Copy out all the records, word for word.

- Data provided:

## Start

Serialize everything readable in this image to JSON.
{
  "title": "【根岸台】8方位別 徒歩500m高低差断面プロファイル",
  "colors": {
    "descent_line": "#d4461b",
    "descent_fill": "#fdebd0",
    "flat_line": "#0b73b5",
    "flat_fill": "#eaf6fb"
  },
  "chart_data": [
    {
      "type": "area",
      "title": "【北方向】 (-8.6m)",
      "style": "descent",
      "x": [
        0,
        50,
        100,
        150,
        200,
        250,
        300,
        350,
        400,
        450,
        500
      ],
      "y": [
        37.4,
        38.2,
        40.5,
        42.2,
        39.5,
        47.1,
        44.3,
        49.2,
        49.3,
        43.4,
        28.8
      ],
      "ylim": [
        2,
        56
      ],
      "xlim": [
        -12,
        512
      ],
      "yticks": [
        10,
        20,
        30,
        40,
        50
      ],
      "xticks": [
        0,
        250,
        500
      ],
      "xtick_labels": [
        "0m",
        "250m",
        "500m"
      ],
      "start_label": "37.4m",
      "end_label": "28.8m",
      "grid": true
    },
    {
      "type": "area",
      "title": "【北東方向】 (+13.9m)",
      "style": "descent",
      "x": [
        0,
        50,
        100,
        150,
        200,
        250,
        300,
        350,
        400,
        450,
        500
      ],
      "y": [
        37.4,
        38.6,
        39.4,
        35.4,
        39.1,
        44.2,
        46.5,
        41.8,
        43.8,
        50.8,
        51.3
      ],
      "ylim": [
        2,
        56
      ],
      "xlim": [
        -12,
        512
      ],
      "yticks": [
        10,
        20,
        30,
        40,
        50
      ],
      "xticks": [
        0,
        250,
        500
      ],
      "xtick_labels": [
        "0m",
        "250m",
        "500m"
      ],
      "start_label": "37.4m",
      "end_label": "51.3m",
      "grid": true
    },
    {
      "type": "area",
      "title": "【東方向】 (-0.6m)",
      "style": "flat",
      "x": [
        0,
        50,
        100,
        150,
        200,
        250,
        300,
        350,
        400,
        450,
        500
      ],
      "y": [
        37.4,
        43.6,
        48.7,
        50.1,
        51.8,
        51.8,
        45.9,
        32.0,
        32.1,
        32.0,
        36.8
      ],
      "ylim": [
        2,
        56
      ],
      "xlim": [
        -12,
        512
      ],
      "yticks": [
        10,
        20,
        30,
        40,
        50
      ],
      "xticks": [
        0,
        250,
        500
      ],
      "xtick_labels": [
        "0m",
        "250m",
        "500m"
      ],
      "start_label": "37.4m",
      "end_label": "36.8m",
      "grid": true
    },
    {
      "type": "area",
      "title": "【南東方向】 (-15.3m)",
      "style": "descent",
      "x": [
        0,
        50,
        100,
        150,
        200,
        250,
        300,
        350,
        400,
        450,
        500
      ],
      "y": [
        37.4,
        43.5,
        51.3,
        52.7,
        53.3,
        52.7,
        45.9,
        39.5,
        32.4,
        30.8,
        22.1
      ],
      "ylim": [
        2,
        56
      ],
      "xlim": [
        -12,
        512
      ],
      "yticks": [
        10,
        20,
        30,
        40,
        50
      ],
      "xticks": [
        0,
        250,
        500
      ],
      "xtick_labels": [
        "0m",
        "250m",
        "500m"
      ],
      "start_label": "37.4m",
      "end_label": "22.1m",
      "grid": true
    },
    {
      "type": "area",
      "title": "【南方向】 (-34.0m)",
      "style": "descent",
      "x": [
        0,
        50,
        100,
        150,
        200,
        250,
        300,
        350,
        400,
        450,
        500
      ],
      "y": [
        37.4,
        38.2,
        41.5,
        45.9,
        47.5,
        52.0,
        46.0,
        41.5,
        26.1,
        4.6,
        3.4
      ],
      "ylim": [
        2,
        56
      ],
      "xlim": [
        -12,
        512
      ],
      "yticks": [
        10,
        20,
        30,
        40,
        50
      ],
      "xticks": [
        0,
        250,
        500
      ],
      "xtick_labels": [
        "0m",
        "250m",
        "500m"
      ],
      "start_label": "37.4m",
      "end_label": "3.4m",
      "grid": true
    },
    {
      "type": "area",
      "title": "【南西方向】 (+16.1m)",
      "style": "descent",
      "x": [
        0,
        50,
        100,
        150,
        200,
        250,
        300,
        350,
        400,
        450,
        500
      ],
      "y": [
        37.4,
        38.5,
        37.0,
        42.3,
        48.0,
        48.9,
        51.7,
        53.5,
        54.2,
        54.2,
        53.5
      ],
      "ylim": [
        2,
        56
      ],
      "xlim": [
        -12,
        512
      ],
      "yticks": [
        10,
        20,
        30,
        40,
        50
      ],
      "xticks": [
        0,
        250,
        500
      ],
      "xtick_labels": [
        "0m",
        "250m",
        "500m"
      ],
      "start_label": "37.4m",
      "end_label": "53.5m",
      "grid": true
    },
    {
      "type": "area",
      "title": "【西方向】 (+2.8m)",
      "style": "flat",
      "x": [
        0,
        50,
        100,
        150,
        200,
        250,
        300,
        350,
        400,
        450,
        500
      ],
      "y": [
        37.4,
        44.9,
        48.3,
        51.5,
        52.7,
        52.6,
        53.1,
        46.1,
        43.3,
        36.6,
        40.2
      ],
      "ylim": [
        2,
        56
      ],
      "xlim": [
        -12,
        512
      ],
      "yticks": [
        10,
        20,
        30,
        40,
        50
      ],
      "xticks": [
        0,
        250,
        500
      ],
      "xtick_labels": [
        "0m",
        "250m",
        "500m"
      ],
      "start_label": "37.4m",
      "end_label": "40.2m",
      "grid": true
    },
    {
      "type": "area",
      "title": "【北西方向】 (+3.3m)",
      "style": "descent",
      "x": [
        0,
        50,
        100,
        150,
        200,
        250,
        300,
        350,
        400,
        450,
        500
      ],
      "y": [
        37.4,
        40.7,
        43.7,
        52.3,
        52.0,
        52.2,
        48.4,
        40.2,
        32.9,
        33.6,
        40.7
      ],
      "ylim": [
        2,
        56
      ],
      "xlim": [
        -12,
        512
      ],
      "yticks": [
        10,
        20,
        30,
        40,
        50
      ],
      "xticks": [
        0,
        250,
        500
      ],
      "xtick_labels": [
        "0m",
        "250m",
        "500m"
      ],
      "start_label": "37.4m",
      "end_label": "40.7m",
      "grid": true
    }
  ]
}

## End

- The answer:
Serialize everything readable in this image to JSON.
{
  "title": "【根岸台】8方位別 徒歩500m高低差断面プロファイル",
  "colors": {
    "descent_line": "#d4461b",
    "descent_fill": "#fdebd0",
    "flat_line": "#0b73b5",
    "flat_fill": "#eaf6fb"
  },
  "chart_data": [
    {
      "type": "area",
      "title": "【北方向】 (-8.6m)",
      "style": "descent",
      "x": [
        0,
        50,
        100,
        150,
        200,
        250,
        300,
        350,
        400,
        450,
        500
      ],
      "y": [
        37.4,
        38.2,
        40.5,
        42.2,
        39.5,
        47.1,
        44.3,
        49.2,
        49.3,
        43.4,
        28.8
      ],
      "ylim": [
        2,
        56
      ],
      "xlim": [
        -12,
        512
      ],
      "yticks": [
        10,
        20,
        30,
        40,
        50
      ],
      "xticks": [
        0,
        250,
        500
      ],
      "xtick_labels": [
        "0m",
        "250m",
        "500m"
      ],
      "start_label": "37.4m",
      "end_label": "28.8m",
      "grid": true
    },
    {
      "type": "area",
      "title": "【北東方向】 (+13.9m)",
      "style": "descent",
      "x": [
        0,
        50,
        100,
        150,
        200,
        250,
        300,
        350,
        400,
        450,
        500
      ],
      "y": [
        37.4,
        38.6,
        39.4,
        35.4,
        39.1,
        44.2,
        46.5,
        41.8,
        43.8,
        50.8,
        51.3
      ],
      "ylim": [
        2,
        56
      ],
      "xlim": [
        -12,
        512
      ],
      "yticks": [
        10,
        20,
        30,
        40,
        50
      ],
      "xticks": [
        0,
        250,
        500
      ],
      "xtick_labels": [
        "0m",
        "250m",
        "500m"
      ],
      "start_label": "37.4m",
      "end_label": "51.3m",
      "grid": true
    },
    {
      "type": "area",
      "title": "【東方向】 (-0.6m)",
      "style": "flat",
      "x": [
        0,
        50,
        100,
        150,
        200,
        250,
        300,
        350,
        400,
        450,
        500
      ],
      "y": [
        37.4,
        43.6,
        48.7,
        50.1,
        51.8,
        51.8,
        45.9,
        32.0,
        32.1,
        32.0,
        36.8
      ],
      "ylim": [
        2,
        56
      ],
      "xlim": [
        -12,
        512
      ],
      "yticks": [
        10,
        20,
        30,
        40,
        50
      ],
      "xticks": [
        0,
        250,
        500
      ],
      "xtick_labels": [
        "0m",
        "250m",
        "500m"
      ],
      "start_label": "37.4m",
      "end_label": "36.8m",
      "grid": true
    },
    {
      "type": "area",
      "title": "【南東方向】 (-15.3m)",
      "style": "descent",
      "x": [
        0,
        50,
        100,
        150,
        200,
        250,
        300,
        350,
        400,
        450,
        500
      ],
      "y": [
        37.4,
        43.5,
        51.3,
        52.7,
        53.3,
        52.7,
        45.9,
        39.5,
        32.4,
        30.8,
        22.1
      ],
      "ylim": [
        2,
        56
      ],
      "xlim": [
        -12,
        512
      ],
      "yticks": [
        10,
        20,
        30,
        40,
        50
      ],
      "xticks": [
        0,
        250,
        500
      ],
      "xtick_labels": [
        "0m",
        "250m",
        "500m"
      ],
      "start_label": "37.4m",
      "end_label": "22.1m",
      "grid": true
    },
    {
      "type": "area",
      "title": "【南方向】 (-34.0m)",
      "style": "descent",
      "x": [
        0,
        50,
        100,
        150,
        200,
        250,
        300,
        350,
        400,
        450,
        500
      ],
      "y": [
        37.4,
        38.2,
        41.5,
        45.9,
        47.5,
        52.0,
        46.0,
        41.5,
        26.1,
        4.6,
        3.4
      ],
      "ylim": [
        2,
        56
      ],
      "xlim": [
        -12,
        512
      ],
      "yticks": [
        10,
        20,
        30,
        40,
        50
      ],
      "xticks": [
        0,
        250,
        500
      ],
      "xtick_labels": [
        "0m",
        "250m",
        "500m"
      ],
      "start_label": "37.4m",
      "end_label": "3.4m",
      "grid": true
    },
    {
      "type": "area",
      "title": "【南西方向】 (+16.1m)",
      "style": "descent",
      "x": [
        0,
        50,
        100,
        150,
        200,
        250,
        300,
        350,
        400,
        450,
        500
      ],
      "y": [
        37.4,
        38.5,
        37.0,
        42.3,
        48.0,
        48.9,
        51.7,
        53.5,
        54.2,
        54.2,
        53.5
      ],
      "ylim": [
        2,
        56
      ],
      "xlim": [
        -12,
        512
      ],
      "yticks": [
        10,
        20,
        30,
        40,
        50
      ],
      "xticks": [
        0,
        250,
        500
      ],
      "xtick_labels": [
        "0m",
        "250m",
        "500m"
      ],
      "start_label": "37.4m",
      "end_label": "53.5m",
      "grid": true
    },
    {
      "type": "area",
      "title": "【西方向】 (+2.8m)",
      "style": "flat",
      "x": [
        0,
        50,
        100,
        150,
        200,
        250,
        300,
        350,
        400,
        450,
        500
      ],
      "y": [
        37.4,
        44.9,
        48.3,
        51.5,
        52.7,
        52.6,
        53.1,
        46.1,
        43.3,
        36.6,
        40.2
      ],
      "ylim": [
        2,
        56
      ],
      "xlim": [
        -12,
        512
      ],
      "yticks": [
        10,
        20,
        30,
        40,
        50
      ],
      "xticks": [
        0,
        250,
        500
      ],
      "xtick_labels": [
        "0m",
        "250m",
        "500m"
      ],
      "start_label": "37.4m",
      "end_label": "40.2m",
      "grid": true
    },
    {
      "type": "area",
      "title": "【北西方向】 (+3.3m)",
      "style": "descent",
      "x": [
        0,
        50,
        100,
        150,
        200,
        250,
        300,
        350,
        400,
        450,
        500
      ],
      "y": [
        37.4,
        40.7,
        43.7,
        52.3,
        52.0,
        52.2,
        48.4,
        40.2,
        32.9,
        33.6,
        40.7
      ],
      "ylim": [
        2,
        56
      ],
      "xlim": [
        -12,
        512
      ],
      "yticks": [
        10,
        20,
        30,
        40,
        50
      ],
      "xticks": [
        0,
        250,
        500
      ],
      "xtick_labels": [
        "0m",
        "250m",
        "500m"
      ],
      "start_label": "37.4m",
      "end_label": "40.7m",
      "grid": true
    }
  ]
}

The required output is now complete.